Goal: Take each line that has the word "National" and return it.

::::

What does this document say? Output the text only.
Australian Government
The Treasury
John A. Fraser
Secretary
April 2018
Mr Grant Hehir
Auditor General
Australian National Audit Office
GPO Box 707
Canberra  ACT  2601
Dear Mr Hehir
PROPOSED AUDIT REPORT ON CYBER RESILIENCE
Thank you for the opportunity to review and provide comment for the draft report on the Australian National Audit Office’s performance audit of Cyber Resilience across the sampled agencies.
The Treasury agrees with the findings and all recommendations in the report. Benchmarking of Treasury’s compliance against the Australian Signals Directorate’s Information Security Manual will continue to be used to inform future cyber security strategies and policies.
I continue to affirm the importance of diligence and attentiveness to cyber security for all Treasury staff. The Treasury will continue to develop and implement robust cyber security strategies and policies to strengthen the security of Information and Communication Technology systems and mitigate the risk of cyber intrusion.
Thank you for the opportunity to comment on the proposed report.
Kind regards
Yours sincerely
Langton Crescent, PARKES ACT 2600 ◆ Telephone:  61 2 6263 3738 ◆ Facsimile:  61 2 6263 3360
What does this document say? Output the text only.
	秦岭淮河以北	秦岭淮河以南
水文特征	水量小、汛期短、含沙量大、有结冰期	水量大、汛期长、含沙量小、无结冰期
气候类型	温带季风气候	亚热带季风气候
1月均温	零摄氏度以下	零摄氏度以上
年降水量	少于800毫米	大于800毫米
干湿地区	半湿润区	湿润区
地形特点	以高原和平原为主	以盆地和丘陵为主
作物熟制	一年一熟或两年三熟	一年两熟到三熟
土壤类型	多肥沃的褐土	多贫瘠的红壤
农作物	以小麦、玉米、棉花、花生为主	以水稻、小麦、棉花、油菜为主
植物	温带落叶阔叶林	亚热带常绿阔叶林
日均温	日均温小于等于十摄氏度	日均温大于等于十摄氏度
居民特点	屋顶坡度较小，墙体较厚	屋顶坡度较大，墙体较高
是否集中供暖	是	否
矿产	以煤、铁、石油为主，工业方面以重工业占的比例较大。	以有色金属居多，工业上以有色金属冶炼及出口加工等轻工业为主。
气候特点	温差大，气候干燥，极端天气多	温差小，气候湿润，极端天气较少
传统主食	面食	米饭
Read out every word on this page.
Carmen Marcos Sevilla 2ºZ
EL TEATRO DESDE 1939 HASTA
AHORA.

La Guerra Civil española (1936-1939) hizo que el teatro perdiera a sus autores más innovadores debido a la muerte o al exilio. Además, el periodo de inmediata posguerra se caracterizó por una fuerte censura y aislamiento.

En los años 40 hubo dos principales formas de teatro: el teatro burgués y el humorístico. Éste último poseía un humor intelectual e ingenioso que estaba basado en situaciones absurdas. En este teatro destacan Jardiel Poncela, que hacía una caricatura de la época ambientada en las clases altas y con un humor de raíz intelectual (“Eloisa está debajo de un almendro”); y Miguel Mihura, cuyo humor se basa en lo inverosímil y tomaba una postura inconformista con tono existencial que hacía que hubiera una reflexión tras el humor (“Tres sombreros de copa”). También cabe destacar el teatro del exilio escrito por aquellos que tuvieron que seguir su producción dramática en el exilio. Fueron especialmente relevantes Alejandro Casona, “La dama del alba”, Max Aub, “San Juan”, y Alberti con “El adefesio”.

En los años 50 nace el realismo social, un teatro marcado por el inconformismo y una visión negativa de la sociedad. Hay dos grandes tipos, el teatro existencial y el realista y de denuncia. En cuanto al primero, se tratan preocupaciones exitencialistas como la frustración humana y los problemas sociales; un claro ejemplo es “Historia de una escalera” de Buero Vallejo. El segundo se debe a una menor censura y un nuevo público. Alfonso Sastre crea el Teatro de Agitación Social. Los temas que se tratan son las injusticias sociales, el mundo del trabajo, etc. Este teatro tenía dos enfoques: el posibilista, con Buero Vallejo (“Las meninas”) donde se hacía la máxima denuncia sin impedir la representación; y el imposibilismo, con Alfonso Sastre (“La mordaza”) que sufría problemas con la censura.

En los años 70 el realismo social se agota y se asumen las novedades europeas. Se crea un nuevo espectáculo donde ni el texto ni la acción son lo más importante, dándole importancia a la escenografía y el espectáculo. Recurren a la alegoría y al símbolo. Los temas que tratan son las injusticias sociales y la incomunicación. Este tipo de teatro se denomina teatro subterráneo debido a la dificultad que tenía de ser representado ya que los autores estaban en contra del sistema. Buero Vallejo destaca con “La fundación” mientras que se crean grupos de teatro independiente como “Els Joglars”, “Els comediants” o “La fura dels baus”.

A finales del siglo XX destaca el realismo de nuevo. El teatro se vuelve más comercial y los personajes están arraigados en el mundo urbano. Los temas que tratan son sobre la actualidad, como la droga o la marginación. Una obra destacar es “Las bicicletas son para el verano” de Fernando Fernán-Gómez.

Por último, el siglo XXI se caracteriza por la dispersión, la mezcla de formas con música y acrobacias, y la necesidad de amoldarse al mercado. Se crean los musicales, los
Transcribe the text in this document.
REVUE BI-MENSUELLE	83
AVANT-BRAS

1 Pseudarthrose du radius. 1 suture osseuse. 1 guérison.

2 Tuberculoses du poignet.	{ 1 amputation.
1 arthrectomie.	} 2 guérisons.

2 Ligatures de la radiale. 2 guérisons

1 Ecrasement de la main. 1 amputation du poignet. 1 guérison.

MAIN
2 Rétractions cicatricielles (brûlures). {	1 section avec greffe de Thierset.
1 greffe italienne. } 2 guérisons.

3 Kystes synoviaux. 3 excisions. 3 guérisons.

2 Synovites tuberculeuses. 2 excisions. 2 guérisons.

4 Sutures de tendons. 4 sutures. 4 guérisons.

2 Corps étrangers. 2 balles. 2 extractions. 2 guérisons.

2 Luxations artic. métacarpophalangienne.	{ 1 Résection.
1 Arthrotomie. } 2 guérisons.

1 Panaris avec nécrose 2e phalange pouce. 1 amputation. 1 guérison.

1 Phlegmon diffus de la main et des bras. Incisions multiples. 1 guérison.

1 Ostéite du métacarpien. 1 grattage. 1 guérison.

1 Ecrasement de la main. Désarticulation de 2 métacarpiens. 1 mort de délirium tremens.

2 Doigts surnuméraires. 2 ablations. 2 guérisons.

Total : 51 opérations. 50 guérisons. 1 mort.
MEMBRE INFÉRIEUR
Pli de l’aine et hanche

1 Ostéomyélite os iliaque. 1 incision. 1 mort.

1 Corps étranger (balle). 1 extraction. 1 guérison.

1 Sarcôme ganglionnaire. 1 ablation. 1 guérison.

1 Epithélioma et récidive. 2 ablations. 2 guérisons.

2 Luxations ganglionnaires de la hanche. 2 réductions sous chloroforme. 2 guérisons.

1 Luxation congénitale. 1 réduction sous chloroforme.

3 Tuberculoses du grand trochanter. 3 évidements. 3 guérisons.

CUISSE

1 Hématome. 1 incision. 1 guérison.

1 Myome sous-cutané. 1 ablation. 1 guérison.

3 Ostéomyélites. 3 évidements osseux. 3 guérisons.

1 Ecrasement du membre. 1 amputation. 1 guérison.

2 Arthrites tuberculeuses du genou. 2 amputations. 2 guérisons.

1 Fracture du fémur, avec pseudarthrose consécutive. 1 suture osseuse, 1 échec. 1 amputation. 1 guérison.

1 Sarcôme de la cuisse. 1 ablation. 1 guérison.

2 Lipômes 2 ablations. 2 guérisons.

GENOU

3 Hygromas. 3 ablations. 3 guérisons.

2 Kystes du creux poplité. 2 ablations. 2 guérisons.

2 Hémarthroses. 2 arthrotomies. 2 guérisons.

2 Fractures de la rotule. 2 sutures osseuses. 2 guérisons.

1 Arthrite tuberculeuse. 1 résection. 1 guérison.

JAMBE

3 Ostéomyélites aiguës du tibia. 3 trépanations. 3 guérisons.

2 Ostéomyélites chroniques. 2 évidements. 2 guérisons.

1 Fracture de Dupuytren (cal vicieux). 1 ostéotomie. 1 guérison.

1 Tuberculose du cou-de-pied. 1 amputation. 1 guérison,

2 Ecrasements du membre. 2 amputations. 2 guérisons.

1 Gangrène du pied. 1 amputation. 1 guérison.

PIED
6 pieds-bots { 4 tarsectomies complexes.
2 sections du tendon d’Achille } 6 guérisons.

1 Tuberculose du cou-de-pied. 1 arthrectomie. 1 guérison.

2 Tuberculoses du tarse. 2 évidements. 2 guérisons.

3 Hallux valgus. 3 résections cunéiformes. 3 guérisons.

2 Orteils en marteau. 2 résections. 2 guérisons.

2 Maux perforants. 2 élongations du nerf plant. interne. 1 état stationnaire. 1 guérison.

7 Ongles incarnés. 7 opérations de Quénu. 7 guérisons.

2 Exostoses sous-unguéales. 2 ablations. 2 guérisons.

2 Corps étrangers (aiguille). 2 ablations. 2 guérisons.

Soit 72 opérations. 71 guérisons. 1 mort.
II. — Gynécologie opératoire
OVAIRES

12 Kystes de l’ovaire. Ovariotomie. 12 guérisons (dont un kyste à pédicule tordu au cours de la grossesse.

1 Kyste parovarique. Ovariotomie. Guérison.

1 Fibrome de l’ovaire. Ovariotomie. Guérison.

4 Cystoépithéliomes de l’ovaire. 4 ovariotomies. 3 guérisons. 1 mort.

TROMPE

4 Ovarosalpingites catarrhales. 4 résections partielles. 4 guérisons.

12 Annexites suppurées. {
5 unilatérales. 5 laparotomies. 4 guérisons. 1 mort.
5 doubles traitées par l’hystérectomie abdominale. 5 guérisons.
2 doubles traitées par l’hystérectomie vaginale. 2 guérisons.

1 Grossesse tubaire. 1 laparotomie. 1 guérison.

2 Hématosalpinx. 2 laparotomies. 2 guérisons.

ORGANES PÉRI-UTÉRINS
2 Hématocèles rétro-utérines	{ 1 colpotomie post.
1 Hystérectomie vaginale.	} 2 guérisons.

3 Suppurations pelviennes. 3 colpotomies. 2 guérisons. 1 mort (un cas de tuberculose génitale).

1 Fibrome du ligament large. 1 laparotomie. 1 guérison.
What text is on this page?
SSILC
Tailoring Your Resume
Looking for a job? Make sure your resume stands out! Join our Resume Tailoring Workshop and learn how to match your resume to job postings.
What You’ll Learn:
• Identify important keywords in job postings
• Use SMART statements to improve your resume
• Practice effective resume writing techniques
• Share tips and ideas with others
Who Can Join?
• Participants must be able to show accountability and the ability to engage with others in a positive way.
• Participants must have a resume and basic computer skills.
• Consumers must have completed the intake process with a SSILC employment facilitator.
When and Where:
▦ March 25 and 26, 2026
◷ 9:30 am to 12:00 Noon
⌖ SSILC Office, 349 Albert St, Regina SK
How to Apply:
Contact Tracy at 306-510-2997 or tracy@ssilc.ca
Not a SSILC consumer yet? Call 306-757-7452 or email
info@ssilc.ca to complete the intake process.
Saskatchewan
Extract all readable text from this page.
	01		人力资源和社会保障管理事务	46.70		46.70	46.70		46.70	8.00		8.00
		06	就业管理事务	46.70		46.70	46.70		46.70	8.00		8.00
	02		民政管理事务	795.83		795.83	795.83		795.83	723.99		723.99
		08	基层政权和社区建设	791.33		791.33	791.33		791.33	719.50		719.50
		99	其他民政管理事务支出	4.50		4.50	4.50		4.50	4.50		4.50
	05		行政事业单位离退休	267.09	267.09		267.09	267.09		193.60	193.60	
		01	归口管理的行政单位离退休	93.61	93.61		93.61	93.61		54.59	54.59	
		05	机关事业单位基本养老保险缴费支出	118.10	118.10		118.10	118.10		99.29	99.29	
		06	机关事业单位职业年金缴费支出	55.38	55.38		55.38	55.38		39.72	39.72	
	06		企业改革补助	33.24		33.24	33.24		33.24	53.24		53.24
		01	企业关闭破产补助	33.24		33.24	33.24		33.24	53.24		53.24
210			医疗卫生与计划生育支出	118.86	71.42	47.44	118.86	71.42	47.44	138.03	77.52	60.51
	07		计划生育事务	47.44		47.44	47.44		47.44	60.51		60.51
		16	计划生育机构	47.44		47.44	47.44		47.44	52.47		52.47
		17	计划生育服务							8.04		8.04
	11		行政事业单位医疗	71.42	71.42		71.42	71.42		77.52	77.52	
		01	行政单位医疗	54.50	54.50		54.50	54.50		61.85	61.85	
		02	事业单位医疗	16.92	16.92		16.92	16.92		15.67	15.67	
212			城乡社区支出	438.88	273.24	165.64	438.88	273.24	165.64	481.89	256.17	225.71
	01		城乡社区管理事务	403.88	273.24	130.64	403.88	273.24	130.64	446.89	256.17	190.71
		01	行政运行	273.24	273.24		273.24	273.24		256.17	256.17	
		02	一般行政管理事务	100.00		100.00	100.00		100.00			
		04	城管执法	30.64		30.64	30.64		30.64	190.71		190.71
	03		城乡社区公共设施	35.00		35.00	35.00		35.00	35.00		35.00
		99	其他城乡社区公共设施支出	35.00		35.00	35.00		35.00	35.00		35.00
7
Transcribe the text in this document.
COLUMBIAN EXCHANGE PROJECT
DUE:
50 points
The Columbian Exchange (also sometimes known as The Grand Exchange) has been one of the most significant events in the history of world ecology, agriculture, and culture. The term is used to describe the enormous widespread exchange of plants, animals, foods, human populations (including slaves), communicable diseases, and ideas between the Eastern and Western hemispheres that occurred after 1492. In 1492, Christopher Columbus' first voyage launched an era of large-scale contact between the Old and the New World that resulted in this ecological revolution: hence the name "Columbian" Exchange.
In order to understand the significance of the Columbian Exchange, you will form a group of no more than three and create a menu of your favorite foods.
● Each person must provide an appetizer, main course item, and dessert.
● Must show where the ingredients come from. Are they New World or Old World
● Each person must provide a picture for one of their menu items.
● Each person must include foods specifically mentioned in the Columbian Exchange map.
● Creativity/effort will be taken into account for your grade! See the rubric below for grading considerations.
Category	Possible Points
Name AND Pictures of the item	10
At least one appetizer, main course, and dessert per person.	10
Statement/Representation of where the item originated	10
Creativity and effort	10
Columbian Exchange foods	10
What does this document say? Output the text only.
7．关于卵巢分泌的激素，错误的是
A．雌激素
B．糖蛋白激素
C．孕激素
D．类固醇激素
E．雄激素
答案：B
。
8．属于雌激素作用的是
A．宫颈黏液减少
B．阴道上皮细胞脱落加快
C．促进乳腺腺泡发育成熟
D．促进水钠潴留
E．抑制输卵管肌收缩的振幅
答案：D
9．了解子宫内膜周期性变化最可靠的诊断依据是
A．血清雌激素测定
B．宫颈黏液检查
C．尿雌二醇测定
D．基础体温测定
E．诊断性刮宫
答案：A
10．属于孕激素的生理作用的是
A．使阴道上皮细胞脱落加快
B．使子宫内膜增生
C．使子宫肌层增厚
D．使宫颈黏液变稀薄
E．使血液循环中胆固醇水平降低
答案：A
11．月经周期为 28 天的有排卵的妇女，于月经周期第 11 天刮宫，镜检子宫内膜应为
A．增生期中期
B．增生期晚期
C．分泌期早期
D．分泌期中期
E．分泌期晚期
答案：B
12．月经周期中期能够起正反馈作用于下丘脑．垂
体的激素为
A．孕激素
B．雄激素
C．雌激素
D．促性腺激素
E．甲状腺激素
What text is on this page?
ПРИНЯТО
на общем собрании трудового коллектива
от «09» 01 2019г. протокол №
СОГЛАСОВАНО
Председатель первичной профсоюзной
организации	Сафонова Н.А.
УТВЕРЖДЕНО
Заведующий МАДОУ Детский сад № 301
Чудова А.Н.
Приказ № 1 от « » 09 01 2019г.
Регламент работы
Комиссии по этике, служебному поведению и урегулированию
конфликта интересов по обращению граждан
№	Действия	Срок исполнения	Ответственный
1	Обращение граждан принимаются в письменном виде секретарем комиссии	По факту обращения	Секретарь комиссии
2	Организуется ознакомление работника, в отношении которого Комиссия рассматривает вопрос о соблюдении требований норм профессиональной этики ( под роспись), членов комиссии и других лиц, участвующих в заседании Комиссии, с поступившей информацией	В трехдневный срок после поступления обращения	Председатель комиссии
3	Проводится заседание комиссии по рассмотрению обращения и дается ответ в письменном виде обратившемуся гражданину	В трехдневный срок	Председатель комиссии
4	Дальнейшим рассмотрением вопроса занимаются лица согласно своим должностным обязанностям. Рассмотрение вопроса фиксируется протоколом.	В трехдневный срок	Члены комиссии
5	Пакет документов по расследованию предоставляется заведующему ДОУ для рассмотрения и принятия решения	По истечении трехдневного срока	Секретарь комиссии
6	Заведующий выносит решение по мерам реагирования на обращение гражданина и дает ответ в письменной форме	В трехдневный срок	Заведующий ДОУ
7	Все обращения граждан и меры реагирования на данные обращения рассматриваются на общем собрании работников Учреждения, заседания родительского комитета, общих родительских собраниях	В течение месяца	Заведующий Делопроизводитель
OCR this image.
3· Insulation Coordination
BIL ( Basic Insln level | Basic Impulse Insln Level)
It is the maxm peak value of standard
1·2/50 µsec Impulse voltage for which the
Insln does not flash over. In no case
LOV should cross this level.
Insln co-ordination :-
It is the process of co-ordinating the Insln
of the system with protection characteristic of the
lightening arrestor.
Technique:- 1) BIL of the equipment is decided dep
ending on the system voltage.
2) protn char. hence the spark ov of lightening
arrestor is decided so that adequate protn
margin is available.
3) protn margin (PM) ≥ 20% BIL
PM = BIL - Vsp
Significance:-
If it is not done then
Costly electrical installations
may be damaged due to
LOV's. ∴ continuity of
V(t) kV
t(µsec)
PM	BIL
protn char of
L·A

::::

Answer for this exercise:
Australian National Audit Office
Thank you for the opportunity to review and provide comment for the draft report on the Australian National Audit Office’s performance audit of Cyber Resilience across the sampled agencies.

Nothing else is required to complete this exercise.